##### Stored rows #####
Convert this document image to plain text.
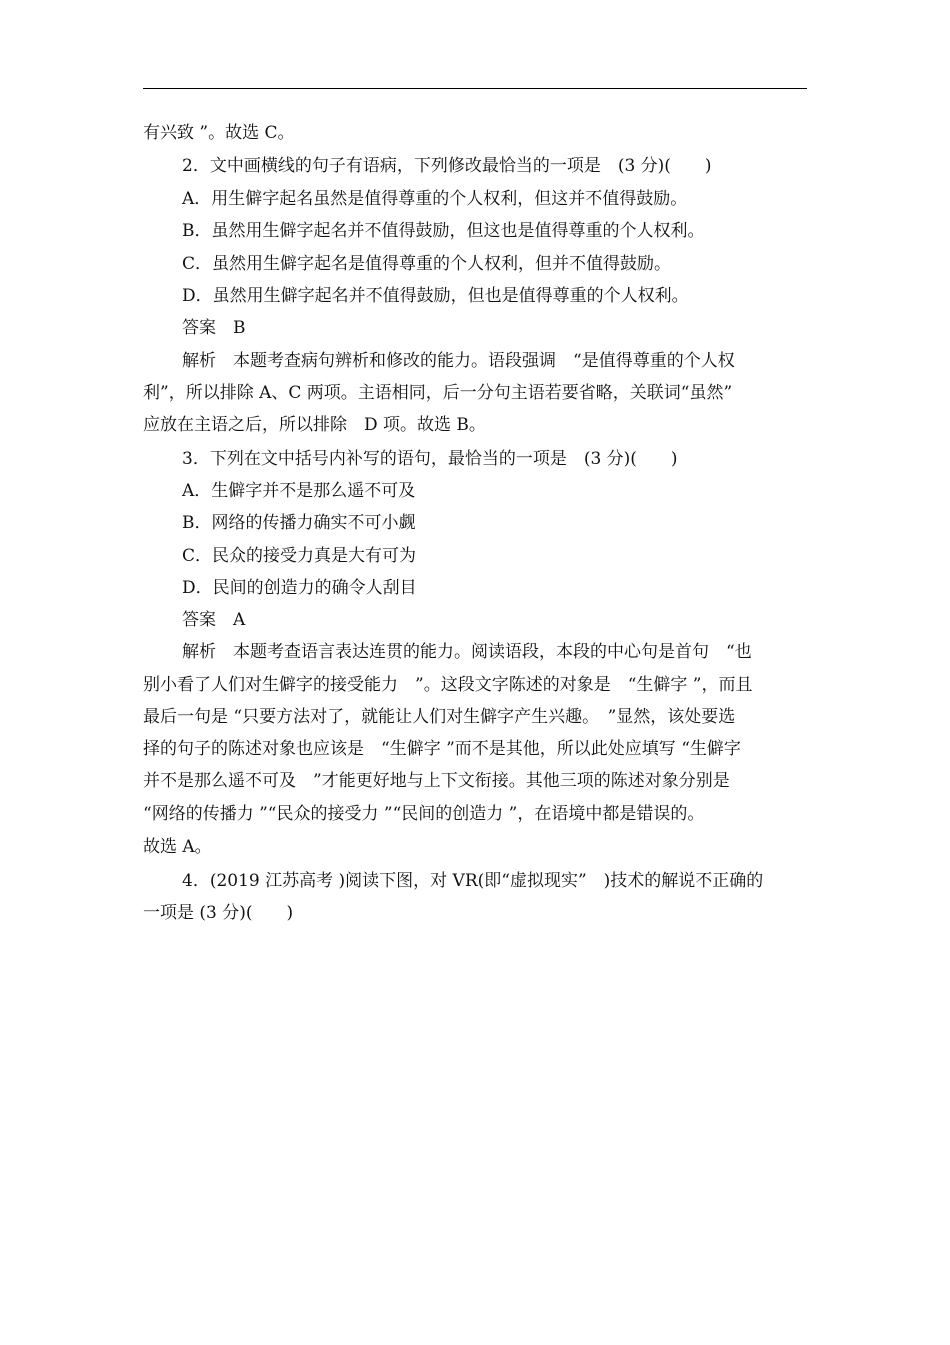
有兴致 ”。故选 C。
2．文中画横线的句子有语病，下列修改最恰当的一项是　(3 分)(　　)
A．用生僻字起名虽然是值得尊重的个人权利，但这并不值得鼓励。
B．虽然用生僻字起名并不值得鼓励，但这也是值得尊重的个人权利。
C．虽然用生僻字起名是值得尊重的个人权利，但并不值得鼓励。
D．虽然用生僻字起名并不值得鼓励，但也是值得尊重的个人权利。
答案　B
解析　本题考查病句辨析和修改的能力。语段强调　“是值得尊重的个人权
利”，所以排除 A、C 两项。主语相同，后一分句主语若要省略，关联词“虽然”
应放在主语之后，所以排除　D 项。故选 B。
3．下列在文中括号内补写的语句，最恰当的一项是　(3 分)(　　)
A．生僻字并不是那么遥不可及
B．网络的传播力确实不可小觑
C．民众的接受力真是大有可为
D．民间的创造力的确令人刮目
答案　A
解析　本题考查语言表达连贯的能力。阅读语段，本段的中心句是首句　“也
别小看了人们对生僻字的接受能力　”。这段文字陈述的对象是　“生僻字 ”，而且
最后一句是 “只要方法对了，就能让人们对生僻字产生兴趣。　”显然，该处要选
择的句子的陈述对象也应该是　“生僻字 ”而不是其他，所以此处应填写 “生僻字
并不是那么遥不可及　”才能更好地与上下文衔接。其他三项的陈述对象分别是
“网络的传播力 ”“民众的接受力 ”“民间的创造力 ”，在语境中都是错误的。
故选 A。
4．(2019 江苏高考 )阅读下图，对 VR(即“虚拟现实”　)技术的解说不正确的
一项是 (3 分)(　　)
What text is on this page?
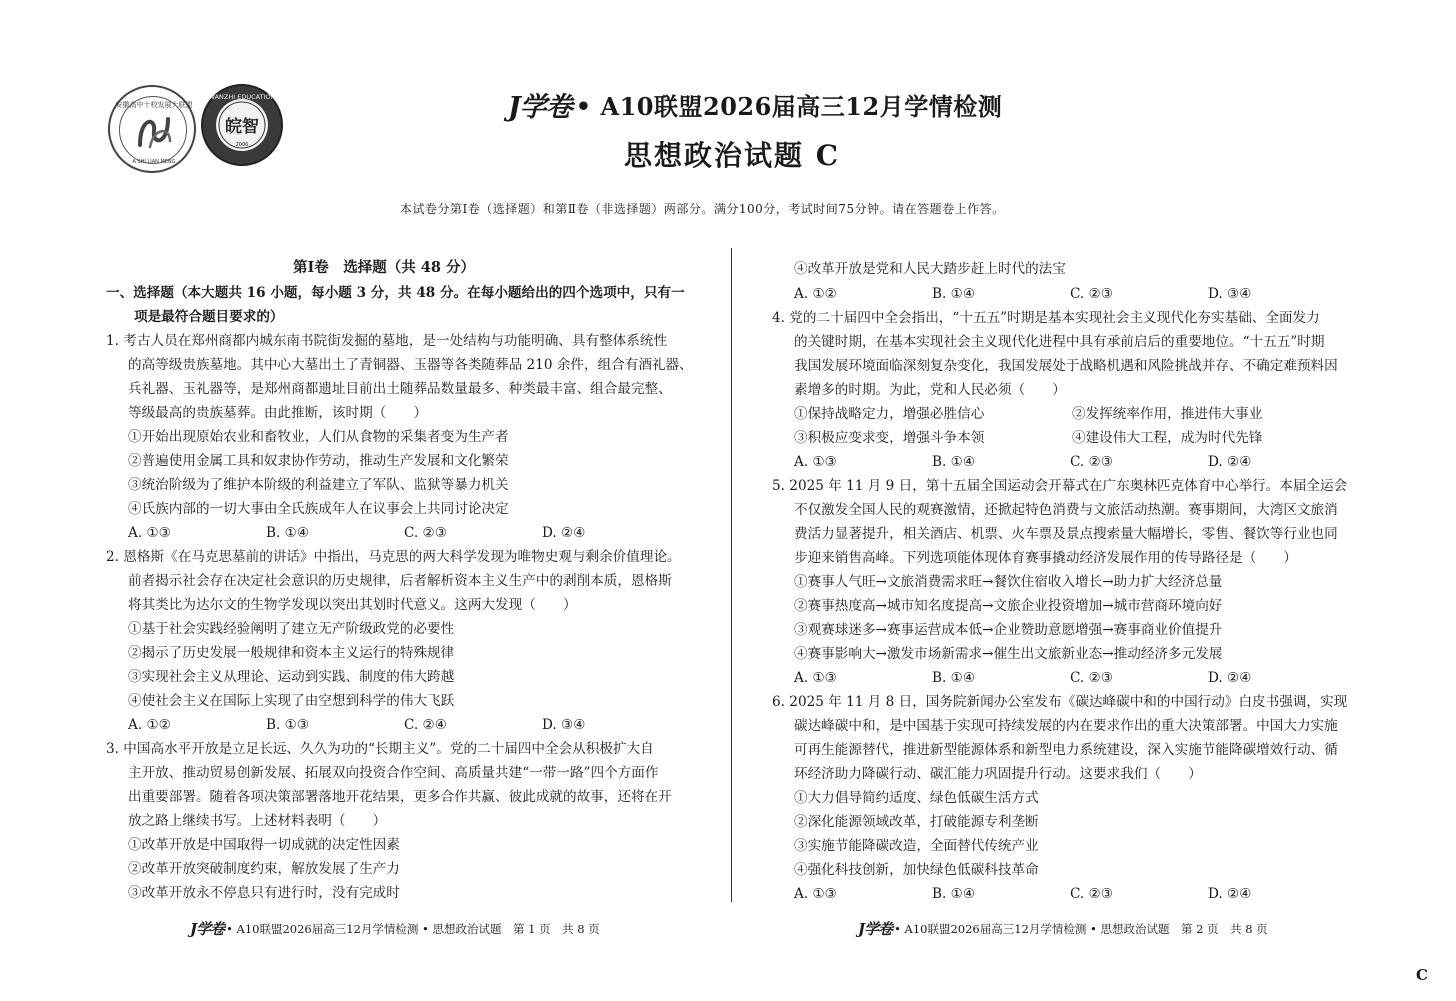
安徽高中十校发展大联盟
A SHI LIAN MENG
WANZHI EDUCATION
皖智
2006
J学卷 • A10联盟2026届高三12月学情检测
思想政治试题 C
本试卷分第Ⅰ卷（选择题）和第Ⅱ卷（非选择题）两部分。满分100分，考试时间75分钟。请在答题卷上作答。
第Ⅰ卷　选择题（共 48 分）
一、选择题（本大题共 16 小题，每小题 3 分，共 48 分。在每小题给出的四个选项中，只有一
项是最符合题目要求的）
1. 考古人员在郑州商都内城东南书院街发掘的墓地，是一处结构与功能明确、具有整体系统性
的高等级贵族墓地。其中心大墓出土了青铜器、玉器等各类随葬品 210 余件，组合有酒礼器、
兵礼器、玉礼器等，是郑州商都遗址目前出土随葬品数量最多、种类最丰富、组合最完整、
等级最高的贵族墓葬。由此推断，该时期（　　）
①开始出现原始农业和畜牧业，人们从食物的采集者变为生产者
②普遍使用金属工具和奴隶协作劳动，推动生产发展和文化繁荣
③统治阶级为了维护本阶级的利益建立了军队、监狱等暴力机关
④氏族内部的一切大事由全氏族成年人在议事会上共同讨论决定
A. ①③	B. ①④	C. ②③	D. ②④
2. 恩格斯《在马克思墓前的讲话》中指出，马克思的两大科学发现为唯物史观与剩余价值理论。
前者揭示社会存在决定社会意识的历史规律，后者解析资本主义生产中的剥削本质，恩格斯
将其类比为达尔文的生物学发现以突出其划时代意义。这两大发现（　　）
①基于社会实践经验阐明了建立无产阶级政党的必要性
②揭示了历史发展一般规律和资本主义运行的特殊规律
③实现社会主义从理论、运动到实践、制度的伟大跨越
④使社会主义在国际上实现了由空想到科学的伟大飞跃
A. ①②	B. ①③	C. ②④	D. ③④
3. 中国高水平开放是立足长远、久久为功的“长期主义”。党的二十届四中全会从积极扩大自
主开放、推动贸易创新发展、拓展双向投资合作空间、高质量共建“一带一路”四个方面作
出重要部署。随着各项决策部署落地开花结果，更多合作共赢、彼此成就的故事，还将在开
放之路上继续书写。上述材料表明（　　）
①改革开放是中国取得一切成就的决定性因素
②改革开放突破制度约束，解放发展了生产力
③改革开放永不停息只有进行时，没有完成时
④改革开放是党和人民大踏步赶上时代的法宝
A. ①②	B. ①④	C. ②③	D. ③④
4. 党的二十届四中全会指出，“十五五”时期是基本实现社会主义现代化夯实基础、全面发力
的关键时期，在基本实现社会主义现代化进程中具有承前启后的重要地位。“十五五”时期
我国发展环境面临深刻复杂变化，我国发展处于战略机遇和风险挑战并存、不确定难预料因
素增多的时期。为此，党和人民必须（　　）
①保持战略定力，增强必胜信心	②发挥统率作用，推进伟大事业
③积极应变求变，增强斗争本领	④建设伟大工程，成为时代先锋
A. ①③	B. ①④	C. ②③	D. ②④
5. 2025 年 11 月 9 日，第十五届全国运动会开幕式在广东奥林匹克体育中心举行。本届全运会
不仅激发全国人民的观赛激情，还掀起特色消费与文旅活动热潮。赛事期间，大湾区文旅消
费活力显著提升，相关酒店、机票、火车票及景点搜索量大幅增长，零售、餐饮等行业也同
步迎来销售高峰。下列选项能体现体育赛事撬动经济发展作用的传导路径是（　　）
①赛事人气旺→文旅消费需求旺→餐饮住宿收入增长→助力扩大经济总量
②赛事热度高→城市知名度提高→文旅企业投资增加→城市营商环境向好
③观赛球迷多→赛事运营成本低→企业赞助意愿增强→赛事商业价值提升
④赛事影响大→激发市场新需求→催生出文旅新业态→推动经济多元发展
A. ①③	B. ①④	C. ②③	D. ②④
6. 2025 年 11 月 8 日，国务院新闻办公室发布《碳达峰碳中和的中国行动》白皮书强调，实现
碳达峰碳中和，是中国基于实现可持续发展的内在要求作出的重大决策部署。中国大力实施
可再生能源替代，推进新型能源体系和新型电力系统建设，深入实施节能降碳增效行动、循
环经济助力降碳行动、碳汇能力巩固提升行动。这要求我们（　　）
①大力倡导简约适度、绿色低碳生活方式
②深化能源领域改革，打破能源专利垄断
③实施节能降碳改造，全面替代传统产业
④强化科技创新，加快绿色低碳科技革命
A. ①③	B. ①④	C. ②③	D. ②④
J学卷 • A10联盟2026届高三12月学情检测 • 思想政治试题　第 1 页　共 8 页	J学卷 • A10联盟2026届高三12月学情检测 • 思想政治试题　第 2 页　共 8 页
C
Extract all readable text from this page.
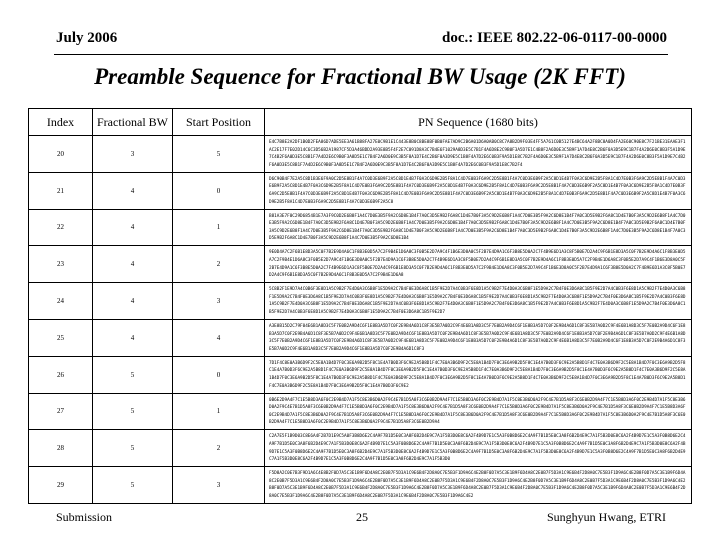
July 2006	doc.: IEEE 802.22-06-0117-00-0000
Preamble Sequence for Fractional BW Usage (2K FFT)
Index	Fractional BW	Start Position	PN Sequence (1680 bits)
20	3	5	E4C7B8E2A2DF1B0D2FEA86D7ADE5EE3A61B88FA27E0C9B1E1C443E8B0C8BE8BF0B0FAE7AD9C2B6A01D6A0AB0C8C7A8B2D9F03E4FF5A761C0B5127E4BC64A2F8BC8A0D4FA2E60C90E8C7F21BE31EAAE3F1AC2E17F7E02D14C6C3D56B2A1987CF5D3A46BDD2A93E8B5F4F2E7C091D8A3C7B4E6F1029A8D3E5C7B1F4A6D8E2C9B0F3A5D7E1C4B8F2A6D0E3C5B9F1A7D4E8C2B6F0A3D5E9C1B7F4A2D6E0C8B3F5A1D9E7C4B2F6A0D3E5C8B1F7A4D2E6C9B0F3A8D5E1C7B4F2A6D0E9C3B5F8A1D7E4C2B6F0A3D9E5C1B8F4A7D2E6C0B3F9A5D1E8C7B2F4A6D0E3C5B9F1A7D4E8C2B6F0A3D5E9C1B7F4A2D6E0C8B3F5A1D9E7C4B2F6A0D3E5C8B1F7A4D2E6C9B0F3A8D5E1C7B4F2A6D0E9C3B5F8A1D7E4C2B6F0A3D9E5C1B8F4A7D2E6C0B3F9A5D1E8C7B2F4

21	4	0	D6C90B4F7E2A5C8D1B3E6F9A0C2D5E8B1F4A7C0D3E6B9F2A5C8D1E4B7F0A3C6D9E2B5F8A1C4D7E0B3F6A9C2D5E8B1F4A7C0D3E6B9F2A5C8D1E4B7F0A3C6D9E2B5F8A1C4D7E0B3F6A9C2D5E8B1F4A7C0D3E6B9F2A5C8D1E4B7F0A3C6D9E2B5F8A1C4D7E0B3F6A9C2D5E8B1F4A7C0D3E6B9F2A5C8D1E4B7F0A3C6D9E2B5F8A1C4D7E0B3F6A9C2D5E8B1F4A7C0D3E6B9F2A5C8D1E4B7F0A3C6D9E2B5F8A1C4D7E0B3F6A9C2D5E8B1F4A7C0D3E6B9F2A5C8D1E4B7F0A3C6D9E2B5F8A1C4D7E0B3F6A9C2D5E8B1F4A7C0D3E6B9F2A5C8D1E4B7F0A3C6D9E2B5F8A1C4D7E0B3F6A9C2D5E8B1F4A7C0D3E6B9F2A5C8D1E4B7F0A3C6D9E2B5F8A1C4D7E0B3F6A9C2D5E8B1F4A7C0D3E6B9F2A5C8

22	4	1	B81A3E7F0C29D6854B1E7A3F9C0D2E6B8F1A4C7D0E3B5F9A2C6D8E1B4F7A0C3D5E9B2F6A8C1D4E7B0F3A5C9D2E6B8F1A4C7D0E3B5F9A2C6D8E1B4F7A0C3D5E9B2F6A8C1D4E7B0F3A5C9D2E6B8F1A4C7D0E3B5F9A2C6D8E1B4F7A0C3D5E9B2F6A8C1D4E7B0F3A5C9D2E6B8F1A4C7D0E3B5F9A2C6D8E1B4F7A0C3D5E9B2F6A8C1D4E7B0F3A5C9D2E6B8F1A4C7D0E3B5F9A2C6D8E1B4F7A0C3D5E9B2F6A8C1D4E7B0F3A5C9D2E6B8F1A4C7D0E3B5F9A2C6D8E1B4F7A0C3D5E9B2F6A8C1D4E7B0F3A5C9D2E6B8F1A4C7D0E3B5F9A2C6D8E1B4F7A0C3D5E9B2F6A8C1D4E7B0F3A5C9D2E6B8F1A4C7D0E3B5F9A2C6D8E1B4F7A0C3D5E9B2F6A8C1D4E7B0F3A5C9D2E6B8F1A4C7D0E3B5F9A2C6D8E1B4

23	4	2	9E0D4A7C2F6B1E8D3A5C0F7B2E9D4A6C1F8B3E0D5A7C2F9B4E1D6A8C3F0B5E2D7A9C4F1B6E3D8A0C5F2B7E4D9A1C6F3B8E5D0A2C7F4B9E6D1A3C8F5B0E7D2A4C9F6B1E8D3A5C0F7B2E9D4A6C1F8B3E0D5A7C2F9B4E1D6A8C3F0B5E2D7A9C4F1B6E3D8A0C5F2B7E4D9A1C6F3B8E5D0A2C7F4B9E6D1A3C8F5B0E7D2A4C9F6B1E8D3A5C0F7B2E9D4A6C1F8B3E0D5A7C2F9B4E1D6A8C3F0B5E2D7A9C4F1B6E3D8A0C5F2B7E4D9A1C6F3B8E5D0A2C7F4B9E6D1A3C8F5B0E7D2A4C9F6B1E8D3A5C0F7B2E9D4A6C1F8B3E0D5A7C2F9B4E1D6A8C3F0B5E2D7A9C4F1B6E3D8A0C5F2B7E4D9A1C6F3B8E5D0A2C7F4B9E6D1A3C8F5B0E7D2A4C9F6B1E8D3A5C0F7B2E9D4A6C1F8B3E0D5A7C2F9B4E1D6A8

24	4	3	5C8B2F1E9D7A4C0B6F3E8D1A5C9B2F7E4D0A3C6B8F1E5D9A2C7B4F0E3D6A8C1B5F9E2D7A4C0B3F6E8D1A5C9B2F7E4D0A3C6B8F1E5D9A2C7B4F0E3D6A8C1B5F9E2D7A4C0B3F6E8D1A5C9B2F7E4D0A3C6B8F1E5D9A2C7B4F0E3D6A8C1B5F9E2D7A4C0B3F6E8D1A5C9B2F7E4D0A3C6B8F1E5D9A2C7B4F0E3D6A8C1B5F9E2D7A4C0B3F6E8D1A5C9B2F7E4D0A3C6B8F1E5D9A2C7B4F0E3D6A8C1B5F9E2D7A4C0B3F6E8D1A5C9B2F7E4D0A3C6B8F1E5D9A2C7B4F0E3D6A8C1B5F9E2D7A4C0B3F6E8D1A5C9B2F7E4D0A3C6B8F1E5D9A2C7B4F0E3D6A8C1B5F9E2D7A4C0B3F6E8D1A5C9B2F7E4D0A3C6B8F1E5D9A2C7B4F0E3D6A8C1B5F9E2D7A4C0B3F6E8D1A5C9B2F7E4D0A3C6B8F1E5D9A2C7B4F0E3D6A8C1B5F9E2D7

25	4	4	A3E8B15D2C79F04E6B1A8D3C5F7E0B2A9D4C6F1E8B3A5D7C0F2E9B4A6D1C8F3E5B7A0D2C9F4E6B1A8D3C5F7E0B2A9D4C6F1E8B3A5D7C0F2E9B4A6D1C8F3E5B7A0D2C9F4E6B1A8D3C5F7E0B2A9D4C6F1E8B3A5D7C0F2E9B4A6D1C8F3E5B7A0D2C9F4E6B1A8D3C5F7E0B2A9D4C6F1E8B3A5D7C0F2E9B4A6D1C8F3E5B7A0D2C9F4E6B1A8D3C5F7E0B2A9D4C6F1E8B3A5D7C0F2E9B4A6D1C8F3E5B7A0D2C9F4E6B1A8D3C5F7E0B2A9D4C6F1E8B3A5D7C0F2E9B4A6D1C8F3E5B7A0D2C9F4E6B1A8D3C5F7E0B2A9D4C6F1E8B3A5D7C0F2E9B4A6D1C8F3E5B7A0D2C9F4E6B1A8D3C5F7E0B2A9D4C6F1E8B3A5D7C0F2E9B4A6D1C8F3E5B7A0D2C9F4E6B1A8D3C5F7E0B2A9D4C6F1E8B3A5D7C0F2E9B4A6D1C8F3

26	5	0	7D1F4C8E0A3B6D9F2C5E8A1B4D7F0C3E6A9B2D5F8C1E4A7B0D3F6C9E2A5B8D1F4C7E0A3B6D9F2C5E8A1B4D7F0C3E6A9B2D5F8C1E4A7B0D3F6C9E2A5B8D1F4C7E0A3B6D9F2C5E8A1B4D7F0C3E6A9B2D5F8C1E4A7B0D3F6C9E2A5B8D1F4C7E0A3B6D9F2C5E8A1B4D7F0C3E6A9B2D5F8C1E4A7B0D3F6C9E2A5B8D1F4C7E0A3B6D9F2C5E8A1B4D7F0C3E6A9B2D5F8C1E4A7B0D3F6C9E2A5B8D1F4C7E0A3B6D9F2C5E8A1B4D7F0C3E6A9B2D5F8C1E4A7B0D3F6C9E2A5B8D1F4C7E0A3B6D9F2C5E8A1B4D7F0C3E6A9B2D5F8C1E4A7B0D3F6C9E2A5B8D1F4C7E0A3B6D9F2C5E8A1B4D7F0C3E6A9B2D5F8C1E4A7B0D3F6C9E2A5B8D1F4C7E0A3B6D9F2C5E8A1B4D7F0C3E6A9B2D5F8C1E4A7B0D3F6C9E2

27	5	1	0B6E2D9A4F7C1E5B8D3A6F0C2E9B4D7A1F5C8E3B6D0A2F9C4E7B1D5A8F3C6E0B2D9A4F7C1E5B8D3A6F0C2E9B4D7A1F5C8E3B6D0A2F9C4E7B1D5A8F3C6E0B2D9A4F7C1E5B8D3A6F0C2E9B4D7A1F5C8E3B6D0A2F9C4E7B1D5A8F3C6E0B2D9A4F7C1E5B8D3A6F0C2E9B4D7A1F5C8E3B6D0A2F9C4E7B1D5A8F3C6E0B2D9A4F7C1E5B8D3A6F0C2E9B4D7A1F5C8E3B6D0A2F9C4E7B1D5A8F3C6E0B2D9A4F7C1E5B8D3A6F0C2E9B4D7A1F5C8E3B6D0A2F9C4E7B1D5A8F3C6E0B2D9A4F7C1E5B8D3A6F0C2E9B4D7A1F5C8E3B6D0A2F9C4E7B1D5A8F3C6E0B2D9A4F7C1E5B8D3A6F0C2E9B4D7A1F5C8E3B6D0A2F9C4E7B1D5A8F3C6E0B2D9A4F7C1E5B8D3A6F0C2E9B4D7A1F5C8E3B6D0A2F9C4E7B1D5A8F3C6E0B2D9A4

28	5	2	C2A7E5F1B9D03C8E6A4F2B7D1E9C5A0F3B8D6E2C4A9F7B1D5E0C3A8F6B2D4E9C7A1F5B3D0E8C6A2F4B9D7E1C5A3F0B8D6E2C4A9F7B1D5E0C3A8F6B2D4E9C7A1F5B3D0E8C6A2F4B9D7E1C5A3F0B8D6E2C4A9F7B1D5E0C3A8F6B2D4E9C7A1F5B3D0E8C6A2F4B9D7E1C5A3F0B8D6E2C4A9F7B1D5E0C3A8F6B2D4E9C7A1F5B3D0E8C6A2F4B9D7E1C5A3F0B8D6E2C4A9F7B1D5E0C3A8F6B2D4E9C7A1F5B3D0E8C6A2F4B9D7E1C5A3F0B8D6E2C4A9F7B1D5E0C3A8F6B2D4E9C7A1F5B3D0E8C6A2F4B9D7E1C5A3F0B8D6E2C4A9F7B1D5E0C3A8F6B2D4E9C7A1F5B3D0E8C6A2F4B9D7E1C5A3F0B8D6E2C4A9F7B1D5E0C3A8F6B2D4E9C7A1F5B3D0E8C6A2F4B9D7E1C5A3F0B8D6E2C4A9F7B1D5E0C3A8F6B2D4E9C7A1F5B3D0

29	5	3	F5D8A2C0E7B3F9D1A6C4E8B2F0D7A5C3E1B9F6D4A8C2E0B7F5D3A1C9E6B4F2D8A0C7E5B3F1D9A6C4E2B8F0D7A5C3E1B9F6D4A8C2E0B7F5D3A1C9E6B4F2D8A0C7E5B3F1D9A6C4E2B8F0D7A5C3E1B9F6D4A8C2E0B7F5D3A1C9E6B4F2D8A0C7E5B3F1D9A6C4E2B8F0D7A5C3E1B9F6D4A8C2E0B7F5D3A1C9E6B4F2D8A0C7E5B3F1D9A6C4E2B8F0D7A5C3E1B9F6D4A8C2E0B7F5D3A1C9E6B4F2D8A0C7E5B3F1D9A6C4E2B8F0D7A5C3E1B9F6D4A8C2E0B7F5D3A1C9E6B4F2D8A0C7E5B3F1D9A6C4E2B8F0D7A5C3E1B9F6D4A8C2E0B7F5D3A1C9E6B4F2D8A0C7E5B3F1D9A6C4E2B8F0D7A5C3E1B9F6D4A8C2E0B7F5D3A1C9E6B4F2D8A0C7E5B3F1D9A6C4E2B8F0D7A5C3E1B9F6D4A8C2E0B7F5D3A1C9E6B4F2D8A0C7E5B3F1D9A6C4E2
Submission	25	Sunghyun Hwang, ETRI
#####
▶ What the task asks
In the records above, find each line holding "所以排除" and copy it.

▶ Answer to the exercise
利”，所以排除 A、C 两项。主语相同，后一分句主语若要省略，关联词“虽然”
应放在主语之后，所以排除　D 项。故选 B。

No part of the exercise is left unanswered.